• WHAT IS EXPECTED:
Give back the full listing verbatim, apart from its images.

• DATASET CONTENT:

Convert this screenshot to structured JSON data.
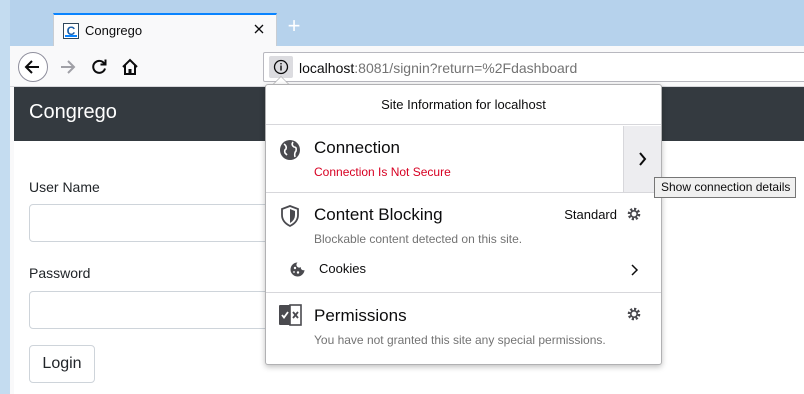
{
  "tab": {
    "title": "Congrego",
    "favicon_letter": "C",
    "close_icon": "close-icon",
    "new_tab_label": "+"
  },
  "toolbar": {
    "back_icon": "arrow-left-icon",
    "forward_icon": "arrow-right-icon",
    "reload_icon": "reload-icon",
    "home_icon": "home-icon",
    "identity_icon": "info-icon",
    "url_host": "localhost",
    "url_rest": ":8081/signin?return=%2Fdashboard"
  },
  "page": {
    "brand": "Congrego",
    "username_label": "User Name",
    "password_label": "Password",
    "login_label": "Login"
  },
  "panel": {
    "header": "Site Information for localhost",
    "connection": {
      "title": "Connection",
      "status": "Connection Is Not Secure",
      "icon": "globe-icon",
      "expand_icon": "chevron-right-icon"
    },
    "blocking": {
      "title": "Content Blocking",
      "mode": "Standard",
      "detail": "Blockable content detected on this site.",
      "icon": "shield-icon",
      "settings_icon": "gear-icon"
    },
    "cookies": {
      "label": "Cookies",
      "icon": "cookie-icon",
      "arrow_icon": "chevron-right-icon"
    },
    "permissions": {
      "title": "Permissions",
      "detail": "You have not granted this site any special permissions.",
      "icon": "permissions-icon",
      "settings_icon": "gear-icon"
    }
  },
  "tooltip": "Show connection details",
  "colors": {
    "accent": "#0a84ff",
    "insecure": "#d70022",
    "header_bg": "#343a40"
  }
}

• TASK RESULT:
Convert this screenshot to structured JSON data.
{
  "tab": {
    "title": "Congrego",
    "favicon_letter": "C",
    "close_icon": "close-icon",
    "new_tab_label": "+"
  },
  "toolbar": {
    "back_icon": "arrow-left-icon",
    "forward_icon": "arrow-right-icon",
    "reload_icon": "reload-icon",
    "home_icon": "home-icon",
    "identity_icon": "info-icon",
    "url_host": "localhost",
    "url_rest": ":8081/signin?return=%2Fdashboard"
  },
  "page": {
    "brand": "Congrego",
    "username_label": "User Name",
    "password_label": "Password",
    "login_label": "Login"
  },
  "panel": {
    "header": "Site Information for localhost",
    "connection": {
      "title": "Connection",
      "status": "Connection Is Not Secure",
      "icon": "globe-icon",
      "expand_icon": "chevron-right-icon"
    },
    "blocking": {
      "title": "Content Blocking",
      "mode": "Standard",
      "detail": "Blockable content detected on this site.",
      "icon": "shield-icon",
      "settings_icon": "gear-icon"
    },
    "cookies": {
      "label": "Cookies",
      "icon": "cookie-icon",
      "arrow_icon": "chevron-right-icon"
    },
    "permissions": {
      "title": "Permissions",
      "detail": "You have not granted this site any special permissions.",
      "icon": "permissions-icon",
      "settings_icon": "gear-icon"
    }
  },
  "tooltip": "Show connection details",
  "colors": {
    "accent": "#0a84ff",
    "insecure": "#d70022",
    "header_bg": "#343a40"
  }
}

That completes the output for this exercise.